*Dataset entries:*
>> BEGIN
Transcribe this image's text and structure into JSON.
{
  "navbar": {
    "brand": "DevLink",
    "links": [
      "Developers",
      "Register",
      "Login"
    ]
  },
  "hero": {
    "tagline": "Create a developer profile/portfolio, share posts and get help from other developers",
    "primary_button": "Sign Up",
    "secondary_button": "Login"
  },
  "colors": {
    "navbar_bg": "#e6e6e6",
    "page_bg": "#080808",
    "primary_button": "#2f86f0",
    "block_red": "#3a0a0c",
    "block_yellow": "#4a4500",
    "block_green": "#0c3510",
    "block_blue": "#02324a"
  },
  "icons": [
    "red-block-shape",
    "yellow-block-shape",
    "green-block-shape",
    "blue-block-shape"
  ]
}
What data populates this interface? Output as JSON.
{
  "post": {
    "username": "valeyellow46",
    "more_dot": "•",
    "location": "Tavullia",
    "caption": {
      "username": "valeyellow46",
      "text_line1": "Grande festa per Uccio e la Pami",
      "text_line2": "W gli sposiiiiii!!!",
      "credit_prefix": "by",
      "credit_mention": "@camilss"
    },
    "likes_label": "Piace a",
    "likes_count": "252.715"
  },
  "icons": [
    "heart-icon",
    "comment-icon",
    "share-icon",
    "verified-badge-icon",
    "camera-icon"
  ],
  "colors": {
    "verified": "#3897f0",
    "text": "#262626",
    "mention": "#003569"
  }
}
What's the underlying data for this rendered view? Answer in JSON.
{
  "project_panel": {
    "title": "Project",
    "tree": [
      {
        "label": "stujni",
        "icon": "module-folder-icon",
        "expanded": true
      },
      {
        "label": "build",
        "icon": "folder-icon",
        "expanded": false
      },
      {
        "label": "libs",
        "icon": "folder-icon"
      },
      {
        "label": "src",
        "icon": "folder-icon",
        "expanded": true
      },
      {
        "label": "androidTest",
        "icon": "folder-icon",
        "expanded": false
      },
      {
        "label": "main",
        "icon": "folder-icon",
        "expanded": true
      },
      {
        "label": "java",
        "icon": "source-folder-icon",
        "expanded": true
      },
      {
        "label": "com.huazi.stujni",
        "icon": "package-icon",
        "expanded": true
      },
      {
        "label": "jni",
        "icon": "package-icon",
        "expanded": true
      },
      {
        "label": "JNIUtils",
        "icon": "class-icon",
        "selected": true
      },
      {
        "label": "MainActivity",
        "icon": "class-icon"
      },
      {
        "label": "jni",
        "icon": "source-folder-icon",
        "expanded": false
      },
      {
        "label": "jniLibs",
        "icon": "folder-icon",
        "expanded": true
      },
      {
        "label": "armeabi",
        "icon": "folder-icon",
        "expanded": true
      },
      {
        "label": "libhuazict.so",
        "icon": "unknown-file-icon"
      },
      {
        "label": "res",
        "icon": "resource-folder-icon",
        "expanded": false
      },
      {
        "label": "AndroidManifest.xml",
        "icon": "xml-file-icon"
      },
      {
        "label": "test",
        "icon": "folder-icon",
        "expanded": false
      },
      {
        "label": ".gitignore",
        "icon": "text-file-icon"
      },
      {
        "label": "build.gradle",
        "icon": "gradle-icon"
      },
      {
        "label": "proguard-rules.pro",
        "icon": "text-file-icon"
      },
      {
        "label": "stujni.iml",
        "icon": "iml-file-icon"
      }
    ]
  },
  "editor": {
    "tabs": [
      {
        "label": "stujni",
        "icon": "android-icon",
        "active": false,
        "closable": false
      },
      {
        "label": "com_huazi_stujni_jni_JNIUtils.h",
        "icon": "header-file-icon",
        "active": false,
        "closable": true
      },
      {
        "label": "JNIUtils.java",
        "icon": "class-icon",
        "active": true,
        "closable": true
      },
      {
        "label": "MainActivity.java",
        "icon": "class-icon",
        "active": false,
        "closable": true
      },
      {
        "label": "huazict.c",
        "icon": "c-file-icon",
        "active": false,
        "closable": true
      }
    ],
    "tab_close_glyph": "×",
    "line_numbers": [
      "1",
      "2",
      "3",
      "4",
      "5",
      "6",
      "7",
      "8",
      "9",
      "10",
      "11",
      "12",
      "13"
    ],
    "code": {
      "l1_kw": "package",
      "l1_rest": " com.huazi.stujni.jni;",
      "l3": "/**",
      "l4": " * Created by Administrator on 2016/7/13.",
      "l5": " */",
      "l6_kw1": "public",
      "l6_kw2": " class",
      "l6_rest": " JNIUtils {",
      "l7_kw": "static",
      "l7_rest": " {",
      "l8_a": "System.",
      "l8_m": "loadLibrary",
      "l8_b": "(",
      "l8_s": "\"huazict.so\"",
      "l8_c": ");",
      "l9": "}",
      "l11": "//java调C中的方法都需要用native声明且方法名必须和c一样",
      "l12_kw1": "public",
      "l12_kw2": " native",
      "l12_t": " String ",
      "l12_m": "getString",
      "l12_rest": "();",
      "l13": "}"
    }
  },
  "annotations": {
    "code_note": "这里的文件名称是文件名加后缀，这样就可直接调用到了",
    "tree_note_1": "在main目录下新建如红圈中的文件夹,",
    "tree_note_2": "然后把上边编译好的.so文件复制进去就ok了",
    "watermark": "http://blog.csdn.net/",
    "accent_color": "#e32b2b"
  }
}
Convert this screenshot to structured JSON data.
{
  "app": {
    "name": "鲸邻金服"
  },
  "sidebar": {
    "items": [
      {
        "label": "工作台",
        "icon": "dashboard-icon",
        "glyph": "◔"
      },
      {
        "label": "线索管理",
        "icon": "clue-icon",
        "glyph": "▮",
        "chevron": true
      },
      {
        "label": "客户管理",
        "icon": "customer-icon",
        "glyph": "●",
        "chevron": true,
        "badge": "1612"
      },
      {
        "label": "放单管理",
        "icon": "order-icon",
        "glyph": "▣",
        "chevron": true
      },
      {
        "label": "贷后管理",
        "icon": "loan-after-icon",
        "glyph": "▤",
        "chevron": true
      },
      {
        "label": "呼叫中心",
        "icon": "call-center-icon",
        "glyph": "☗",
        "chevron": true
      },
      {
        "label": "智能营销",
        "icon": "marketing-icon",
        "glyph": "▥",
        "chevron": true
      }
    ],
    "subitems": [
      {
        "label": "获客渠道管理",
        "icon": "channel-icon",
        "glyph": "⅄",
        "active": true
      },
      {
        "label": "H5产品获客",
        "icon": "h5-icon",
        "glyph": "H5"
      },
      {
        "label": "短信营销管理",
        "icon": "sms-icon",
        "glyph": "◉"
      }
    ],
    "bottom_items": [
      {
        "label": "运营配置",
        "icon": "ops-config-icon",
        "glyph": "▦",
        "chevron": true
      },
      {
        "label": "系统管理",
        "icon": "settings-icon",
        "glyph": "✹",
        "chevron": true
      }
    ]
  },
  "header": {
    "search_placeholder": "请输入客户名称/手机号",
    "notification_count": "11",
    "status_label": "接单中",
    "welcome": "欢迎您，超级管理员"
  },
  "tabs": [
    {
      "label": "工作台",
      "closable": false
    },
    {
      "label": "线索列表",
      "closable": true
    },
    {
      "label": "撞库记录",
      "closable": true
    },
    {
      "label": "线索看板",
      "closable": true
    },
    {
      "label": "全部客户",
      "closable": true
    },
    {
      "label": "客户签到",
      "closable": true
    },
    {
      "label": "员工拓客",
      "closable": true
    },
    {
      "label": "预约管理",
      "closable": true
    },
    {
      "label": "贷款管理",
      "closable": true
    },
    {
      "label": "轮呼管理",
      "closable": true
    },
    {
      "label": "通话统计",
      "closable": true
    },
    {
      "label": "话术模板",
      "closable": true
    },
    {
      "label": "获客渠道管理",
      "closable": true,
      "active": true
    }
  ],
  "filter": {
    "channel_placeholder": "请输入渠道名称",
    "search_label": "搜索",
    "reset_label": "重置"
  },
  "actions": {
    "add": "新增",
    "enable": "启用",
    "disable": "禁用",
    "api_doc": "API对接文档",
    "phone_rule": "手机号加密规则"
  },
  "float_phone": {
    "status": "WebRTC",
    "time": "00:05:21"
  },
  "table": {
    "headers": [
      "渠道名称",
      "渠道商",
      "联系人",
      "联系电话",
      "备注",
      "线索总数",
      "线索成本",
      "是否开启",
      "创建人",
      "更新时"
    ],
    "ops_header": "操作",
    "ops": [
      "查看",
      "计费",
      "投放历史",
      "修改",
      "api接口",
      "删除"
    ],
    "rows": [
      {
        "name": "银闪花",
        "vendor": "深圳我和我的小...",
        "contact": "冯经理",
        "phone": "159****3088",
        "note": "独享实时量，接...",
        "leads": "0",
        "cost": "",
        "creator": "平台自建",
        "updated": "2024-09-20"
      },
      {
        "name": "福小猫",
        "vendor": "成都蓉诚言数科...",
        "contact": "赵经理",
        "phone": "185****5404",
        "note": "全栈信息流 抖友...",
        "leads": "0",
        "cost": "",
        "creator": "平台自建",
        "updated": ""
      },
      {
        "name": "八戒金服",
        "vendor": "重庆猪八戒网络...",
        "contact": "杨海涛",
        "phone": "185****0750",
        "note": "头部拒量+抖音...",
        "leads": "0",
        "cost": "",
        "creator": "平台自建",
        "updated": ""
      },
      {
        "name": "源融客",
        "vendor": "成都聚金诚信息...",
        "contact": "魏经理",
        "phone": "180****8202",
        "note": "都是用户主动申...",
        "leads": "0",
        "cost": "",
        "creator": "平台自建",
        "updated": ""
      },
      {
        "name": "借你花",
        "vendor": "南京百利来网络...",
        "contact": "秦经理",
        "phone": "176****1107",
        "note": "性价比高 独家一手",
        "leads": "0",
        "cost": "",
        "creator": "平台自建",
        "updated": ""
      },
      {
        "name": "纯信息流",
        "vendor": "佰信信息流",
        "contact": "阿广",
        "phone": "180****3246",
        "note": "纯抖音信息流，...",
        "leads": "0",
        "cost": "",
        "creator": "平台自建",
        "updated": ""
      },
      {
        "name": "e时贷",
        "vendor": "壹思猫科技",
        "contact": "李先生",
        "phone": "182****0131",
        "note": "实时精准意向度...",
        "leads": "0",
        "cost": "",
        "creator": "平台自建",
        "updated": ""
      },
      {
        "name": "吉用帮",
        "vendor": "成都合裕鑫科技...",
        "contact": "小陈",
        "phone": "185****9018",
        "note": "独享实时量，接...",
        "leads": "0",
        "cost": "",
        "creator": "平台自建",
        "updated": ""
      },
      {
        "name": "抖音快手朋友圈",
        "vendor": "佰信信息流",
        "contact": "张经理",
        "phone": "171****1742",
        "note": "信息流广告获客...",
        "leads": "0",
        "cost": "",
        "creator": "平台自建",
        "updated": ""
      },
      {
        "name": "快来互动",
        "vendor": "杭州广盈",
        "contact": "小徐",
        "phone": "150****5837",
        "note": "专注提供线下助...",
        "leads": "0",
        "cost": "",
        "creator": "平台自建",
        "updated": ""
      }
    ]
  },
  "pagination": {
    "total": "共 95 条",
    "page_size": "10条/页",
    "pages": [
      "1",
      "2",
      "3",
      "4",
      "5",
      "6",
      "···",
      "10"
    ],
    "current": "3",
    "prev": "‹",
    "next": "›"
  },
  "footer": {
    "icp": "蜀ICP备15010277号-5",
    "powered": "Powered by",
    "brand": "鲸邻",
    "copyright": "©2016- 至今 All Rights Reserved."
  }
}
>> END
*What the task requires:* Where a line above contains the string "gradle", copy that line.

*Output of the task:*
        "label": "build.gradle",
        "icon": "gradle-icon"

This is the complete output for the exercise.